Task objective
Nothing but the lines from the one that contains "Transcribe this image's" through the end of the listing should appear, set down exactly.

--- start Data extract ---

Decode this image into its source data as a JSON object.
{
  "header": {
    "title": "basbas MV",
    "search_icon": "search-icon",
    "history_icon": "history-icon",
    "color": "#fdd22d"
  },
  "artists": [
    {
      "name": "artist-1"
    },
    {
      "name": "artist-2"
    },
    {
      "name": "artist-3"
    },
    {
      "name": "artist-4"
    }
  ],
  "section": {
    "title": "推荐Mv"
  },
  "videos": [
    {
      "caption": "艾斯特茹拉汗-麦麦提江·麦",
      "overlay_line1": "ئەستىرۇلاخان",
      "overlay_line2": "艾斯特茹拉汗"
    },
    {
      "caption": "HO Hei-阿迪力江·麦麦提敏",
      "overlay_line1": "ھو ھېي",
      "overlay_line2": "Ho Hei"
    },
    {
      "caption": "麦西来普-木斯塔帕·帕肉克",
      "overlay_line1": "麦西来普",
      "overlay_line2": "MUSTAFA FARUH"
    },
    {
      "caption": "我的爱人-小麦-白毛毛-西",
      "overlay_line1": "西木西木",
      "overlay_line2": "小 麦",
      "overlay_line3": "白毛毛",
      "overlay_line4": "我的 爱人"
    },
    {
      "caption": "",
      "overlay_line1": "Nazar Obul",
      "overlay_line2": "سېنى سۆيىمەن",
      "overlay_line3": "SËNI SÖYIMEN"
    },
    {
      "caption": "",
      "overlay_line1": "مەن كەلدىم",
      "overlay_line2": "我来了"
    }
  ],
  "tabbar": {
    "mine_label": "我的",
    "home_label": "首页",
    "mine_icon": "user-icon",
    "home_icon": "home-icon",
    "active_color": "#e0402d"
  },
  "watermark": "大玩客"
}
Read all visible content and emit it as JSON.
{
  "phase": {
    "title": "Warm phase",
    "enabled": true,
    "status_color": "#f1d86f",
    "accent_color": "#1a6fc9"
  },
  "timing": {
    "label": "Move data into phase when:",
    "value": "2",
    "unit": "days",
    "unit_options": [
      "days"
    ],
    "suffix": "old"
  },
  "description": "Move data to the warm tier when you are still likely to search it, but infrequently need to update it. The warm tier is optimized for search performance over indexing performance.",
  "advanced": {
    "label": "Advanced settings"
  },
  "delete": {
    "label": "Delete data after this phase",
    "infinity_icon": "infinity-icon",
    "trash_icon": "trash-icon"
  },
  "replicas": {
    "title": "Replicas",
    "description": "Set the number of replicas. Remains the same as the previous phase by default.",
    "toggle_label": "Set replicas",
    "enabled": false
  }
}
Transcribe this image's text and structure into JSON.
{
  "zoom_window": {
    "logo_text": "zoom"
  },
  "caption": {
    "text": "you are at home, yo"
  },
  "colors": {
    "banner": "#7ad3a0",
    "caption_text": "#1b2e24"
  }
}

--- end Data extract ---

Result
Transcribe this image's text and structure into JSON.
{
  "zoom_window": {
    "logo_text": "zoom"
  },
  "caption": {
    "text": "you are at home, yo"
  },
  "colors": {
    "banner": "#7ad3a0",
    "caption_text": "#1b2e24"
  }
}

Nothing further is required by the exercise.